Problem statement
Arrange every line of the entries below as a numbered list, omitting blank lines and excluding the pictures.

(Element boundary entries)
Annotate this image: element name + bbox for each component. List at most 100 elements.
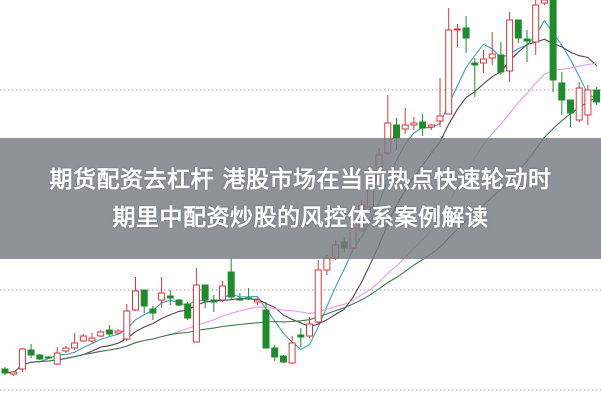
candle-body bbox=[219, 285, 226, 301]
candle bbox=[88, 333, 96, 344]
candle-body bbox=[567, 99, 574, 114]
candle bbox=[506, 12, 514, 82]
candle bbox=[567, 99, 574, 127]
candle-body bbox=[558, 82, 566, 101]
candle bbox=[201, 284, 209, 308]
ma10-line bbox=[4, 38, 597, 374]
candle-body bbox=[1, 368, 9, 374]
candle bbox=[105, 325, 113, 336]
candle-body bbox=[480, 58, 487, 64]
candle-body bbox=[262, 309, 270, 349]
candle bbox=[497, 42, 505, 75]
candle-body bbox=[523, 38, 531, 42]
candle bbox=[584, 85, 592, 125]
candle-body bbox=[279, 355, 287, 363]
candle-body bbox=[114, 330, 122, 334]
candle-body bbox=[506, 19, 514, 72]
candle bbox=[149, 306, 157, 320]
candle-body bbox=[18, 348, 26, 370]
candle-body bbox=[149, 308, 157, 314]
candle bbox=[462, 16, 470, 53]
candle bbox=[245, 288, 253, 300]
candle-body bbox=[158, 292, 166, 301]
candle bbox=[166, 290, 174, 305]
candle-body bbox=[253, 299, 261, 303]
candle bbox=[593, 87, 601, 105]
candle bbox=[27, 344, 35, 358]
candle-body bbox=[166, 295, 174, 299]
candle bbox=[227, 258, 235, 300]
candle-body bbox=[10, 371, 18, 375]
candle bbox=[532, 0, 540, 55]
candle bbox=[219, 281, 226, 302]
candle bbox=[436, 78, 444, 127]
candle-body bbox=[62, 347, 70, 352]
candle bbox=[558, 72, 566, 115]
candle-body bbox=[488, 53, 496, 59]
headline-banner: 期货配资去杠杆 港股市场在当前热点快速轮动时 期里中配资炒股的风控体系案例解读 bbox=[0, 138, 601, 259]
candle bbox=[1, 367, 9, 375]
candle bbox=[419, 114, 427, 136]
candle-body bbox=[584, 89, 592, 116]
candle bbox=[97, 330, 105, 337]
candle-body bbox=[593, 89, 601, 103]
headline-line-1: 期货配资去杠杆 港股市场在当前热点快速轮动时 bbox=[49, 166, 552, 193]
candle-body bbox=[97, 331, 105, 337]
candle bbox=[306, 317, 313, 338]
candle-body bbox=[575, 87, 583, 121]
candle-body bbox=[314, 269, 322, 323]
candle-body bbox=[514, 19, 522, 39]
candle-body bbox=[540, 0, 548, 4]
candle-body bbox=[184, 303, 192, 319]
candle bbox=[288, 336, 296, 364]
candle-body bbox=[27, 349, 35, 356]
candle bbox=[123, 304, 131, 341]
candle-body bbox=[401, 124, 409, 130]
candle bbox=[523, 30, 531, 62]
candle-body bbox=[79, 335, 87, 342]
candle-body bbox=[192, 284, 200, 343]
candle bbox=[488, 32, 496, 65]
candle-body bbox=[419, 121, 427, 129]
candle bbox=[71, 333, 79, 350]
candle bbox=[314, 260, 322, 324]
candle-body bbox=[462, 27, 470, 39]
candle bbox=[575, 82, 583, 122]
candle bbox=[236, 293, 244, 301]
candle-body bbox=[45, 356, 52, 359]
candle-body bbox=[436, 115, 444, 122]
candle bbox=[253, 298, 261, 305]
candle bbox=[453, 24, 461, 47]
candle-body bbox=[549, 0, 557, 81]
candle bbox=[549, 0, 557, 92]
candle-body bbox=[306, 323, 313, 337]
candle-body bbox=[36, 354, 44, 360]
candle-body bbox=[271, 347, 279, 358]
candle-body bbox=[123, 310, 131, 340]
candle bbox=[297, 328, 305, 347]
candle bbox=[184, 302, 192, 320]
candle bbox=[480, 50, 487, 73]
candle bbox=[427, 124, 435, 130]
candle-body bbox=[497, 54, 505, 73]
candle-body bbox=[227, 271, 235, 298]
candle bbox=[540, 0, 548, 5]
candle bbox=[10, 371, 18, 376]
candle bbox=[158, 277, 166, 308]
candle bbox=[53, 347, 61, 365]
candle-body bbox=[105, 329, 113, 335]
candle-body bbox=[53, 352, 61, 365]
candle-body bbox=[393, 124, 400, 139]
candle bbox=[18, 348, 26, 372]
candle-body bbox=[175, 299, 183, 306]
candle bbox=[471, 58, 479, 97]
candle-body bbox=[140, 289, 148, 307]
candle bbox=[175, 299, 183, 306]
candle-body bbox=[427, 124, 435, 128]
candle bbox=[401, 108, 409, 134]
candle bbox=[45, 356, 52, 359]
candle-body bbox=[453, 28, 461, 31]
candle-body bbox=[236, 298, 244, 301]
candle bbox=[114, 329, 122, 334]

The response
1. Annotate this image: element name + bbox for each component. List at most 100 elements.
2. candle-body bbox=[219, 285, 226, 301]
3. candle bbox=[88, 333, 96, 344]
4. candle-body bbox=[567, 99, 574, 114]
5. candle bbox=[506, 12, 514, 82]
6. candle bbox=[567, 99, 574, 127]
7. candle-body bbox=[558, 82, 566, 101]
8. candle bbox=[201, 284, 209, 308]
9. ma10-line bbox=[4, 38, 597, 374]
10. candle-body bbox=[1, 368, 9, 374]
11. candle bbox=[105, 325, 113, 336]
12. candle-body bbox=[480, 58, 487, 64]
13. candle-body bbox=[262, 309, 270, 349]
14. candle bbox=[497, 42, 505, 75]
15. candle-body bbox=[523, 38, 531, 42]
16. candle bbox=[584, 85, 592, 125]
17. candle-body bbox=[279, 355, 287, 363]
18. candle-body bbox=[114, 330, 122, 334]
19. candle-body bbox=[506, 19, 514, 72]
20. candle bbox=[149, 306, 157, 320]
21. candle-body bbox=[18, 348, 26, 370]
22. candle-body bbox=[149, 308, 157, 314]
23. candle bbox=[462, 16, 470, 53]
24. candle bbox=[245, 288, 253, 300]
25. candle-body bbox=[158, 292, 166, 301]
26. candle bbox=[166, 290, 174, 305]
27. candle-body bbox=[253, 299, 261, 303]
28. candle bbox=[593, 87, 601, 105]
29. candle bbox=[27, 344, 35, 358]
30. candle-body bbox=[166, 295, 174, 299]
31. candle bbox=[227, 258, 235, 300]
32. candle-body bbox=[10, 371, 18, 375]
33. candle bbox=[532, 0, 540, 55]
34. candle bbox=[219, 281, 226, 302]
35. candle bbox=[436, 78, 444, 127]
36. candle-body bbox=[62, 347, 70, 352]
37. candle bbox=[558, 72, 566, 115]
38. candle-body bbox=[488, 53, 496, 59]
39. headline-banner: 期货配资去杠杆 港股市场在当前热点快速轮动时 期里中配资炒股的风控体系案例解读 bbox=[0, 138, 601, 259]
40. candle bbox=[1, 367, 9, 375]
41. candle bbox=[419, 114, 427, 136]
42. candle-body bbox=[584, 89, 592, 116]
43. candle bbox=[97, 330, 105, 337]
44. candle-body bbox=[593, 89, 601, 103]
45. headline-line-1: 期货配资去杠杆 港股市场在当前热点快速轮动时 bbox=[49, 166, 552, 193]
46. candle-body bbox=[97, 331, 105, 337]
47. candle bbox=[306, 317, 313, 338]
48. candle-body bbox=[575, 87, 583, 121]
49. candle-body bbox=[314, 269, 322, 323]
50. candle-body bbox=[514, 19, 522, 39]
51. candle-body bbox=[540, 0, 548, 4]
52. candle-body bbox=[184, 303, 192, 319]
53. candle bbox=[288, 336, 296, 364]
54. candle-body bbox=[27, 349, 35, 356]
55. candle bbox=[123, 304, 131, 341]
56. candle-body bbox=[401, 124, 409, 130]
57. candle bbox=[523, 30, 531, 62]
58. candle-body bbox=[79, 335, 87, 342]
59. candle-body bbox=[192, 284, 200, 343]
60. candle bbox=[488, 32, 496, 65]
61. candle-body bbox=[419, 121, 427, 129]
62. candle bbox=[71, 333, 79, 350]
63. candle bbox=[314, 260, 322, 324]
64. candle-body bbox=[462, 27, 470, 39]
65. candle bbox=[575, 82, 583, 122]
66. candle bbox=[236, 293, 244, 301]
67. candle-body bbox=[45, 356, 52, 359]
68. candle-body bbox=[436, 115, 444, 122]
69. candle bbox=[253, 298, 261, 305]
70. candle bbox=[453, 24, 461, 47]
71. candle-body bbox=[549, 0, 557, 81]
72. candle bbox=[549, 0, 557, 92]
73. candle-body bbox=[306, 323, 313, 337]
74. candle-body bbox=[36, 354, 44, 360]
75. candle-body bbox=[271, 347, 279, 358]
76. candle-body bbox=[123, 310, 131, 340]
77. candle bbox=[297, 328, 305, 347]
78. candle bbox=[184, 302, 192, 320]
79. candle bbox=[480, 50, 487, 73]
80. candle bbox=[427, 124, 435, 130]
81. candle-body bbox=[497, 54, 505, 73]
82. candle-body bbox=[227, 271, 235, 298]
83. candle bbox=[540, 0, 548, 5]
84. candle bbox=[10, 371, 18, 376]
85. candle bbox=[158, 277, 166, 308]
86. candle bbox=[53, 347, 61, 365]
87. candle-body bbox=[105, 329, 113, 335]
88. candle-body bbox=[53, 352, 61, 365]
89. candle-body bbox=[393, 124, 400, 139]
90. candle bbox=[18, 348, 26, 372]
91. candle-body bbox=[175, 299, 183, 306]
92. candle bbox=[471, 58, 479, 97]
93. candle-body bbox=[140, 289, 148, 307]
94. candle bbox=[175, 299, 183, 306]
95. candle-body bbox=[427, 124, 435, 128]
96. candle bbox=[401, 108, 409, 134]
97. candle bbox=[45, 356, 52, 359]
98. candle-body bbox=[453, 28, 461, 31]
99. candle-body bbox=[236, 298, 244, 301]
100. candle bbox=[114, 329, 122, 334]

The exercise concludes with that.